DIRECTIONS> Reproduce this listing in full.

RECORDS FOR THE TASK>
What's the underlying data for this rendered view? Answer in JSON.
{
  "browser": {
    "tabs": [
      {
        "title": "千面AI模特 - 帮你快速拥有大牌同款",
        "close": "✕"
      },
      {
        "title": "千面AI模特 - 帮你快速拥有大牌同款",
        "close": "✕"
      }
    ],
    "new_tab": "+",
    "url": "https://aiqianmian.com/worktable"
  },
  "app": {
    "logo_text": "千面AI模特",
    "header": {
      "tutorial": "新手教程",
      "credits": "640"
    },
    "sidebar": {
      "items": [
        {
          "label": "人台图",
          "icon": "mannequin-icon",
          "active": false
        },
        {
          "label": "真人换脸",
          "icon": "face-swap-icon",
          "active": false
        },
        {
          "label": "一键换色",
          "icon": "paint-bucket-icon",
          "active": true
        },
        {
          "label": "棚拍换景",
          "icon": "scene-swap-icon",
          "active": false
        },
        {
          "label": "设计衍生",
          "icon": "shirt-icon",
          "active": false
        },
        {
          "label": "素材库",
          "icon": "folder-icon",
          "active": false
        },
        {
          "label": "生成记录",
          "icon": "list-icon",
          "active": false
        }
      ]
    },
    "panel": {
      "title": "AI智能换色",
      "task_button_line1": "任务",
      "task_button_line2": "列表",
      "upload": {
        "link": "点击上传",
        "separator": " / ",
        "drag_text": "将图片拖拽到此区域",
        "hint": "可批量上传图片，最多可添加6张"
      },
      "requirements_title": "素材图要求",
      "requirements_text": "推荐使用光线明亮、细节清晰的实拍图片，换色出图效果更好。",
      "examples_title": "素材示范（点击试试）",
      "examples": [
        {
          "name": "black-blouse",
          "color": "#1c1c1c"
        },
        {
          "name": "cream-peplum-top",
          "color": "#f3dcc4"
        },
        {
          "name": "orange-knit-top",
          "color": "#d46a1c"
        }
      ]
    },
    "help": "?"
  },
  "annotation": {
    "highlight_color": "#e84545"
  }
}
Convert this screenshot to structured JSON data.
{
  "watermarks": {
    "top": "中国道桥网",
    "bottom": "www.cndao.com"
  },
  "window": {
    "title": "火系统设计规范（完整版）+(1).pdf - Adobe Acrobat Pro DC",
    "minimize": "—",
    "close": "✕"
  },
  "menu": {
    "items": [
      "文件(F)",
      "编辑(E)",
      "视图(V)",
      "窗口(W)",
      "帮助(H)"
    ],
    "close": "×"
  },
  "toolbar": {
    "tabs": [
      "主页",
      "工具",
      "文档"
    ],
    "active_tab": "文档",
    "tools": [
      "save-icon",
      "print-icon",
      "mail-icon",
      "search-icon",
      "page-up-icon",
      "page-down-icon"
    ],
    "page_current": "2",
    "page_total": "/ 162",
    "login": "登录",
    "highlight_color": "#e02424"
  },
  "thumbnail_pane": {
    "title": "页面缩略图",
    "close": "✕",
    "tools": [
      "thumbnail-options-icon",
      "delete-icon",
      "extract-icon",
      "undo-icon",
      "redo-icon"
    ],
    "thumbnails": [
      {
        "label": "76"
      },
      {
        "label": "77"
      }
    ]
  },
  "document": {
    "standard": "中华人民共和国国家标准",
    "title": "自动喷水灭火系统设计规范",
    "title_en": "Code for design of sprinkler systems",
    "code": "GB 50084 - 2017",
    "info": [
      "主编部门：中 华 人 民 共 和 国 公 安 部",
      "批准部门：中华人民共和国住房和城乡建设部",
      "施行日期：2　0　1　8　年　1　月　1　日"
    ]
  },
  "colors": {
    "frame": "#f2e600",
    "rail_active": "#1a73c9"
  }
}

WRITTEN RESPONSE>
What's the underlying data for this rendered view? Answer in JSON.
{
  "browser": {
    "tabs": [
      {
        "title": "千面AI模特 - 帮你快速拥有大牌同款",
        "close": "✕"
      },
      {
        "title": "千面AI模特 - 帮你快速拥有大牌同款",
        "close": "✕"
      }
    ],
    "new_tab": "+",
    "url": "https://aiqianmian.com/worktable"
  },
  "app": {
    "logo_text": "千面AI模特",
    "header": {
      "tutorial": "新手教程",
      "credits": "640"
    },
    "sidebar": {
      "items": [
        {
          "label": "人台图",
          "icon": "mannequin-icon",
          "active": false
        },
        {
          "label": "真人换脸",
          "icon": "face-swap-icon",
          "active": false
        },
        {
          "label": "一键换色",
          "icon": "paint-bucket-icon",
          "active": true
        },
        {
          "label": "棚拍换景",
          "icon": "scene-swap-icon",
          "active": false
        },
        {
          "label": "设计衍生",
          "icon": "shirt-icon",
          "active": false
        },
        {
          "label": "素材库",
          "icon": "folder-icon",
          "active": false
        },
        {
          "label": "生成记录",
          "icon": "list-icon",
          "active": false
        }
      ]
    },
    "panel": {
      "title": "AI智能换色",
      "task_button_line1": "任务",
      "task_button_line2": "列表",
      "upload": {
        "link": "点击上传",
        "separator": " / ",
        "drag_text": "将图片拖拽到此区域",
        "hint": "可批量上传图片，最多可添加6张"
      },
      "requirements_title": "素材图要求",
      "requirements_text": "推荐使用光线明亮、细节清晰的实拍图片，换色出图效果更好。",
      "examples_title": "素材示范（点击试试）",
      "examples": [
        {
          "name": "black-blouse",
          "color": "#1c1c1c"
        },
        {
          "name": "cream-peplum-top",
          "color": "#f3dcc4"
        },
        {
          "name": "orange-knit-top",
          "color": "#d46a1c"
        }
      ]
    },
    "help": "?"
  },
  "annotation": {
    "highlight_color": "#e84545"
  }
}
Convert this screenshot to structured JSON data.
{
  "watermarks": {
    "top": "中国道桥网",
    "bottom": "www.cndao.com"
  },
  "window": {
    "title": "火系统设计规范（完整版）+(1).pdf - Adobe Acrobat Pro DC",
    "minimize": "—",
    "close": "✕"
  },
  "menu": {
    "items": [
      "文件(F)",
      "编辑(E)",
      "视图(V)",
      "窗口(W)",
      "帮助(H)"
    ],
    "close": "×"
  },
  "toolbar": {
    "tabs": [
      "主页",
      "工具",
      "文档"
    ],
    "active_tab": "文档",
    "tools": [
      "save-icon",
      "print-icon",
      "mail-icon",
      "search-icon",
      "page-up-icon",
      "page-down-icon"
    ],
    "page_current": "2",
    "page_total": "/ 162",
    "login": "登录",
    "highlight_color": "#e02424"
  },
  "thumbnail_pane": {
    "title": "页面缩略图",
    "close": "✕",
    "tools": [
      "thumbnail-options-icon",
      "delete-icon",
      "extract-icon",
      "undo-icon",
      "redo-icon"
    ],
    "thumbnails": [
      {
        "label": "76"
      },
      {
        "label": "77"
      }
    ]
  },
  "document": {
    "standard": "中华人民共和国国家标准",
    "title": "自动喷水灭火系统设计规范",
    "title_en": "Code for design of sprinkler systems",
    "code": "GB 50084 - 2017",
    "info": [
      "主编部门：中 华 人 民 共 和 国 公 安 部",
      "批准部门：中华人民共和国住房和城乡建设部",
      "施行日期：2　0　1　8　年　1　月　1　日"
    ]
  },
  "colors": {
    "frame": "#f2e600",
    "rail_active": "#1a73c9"
  }
}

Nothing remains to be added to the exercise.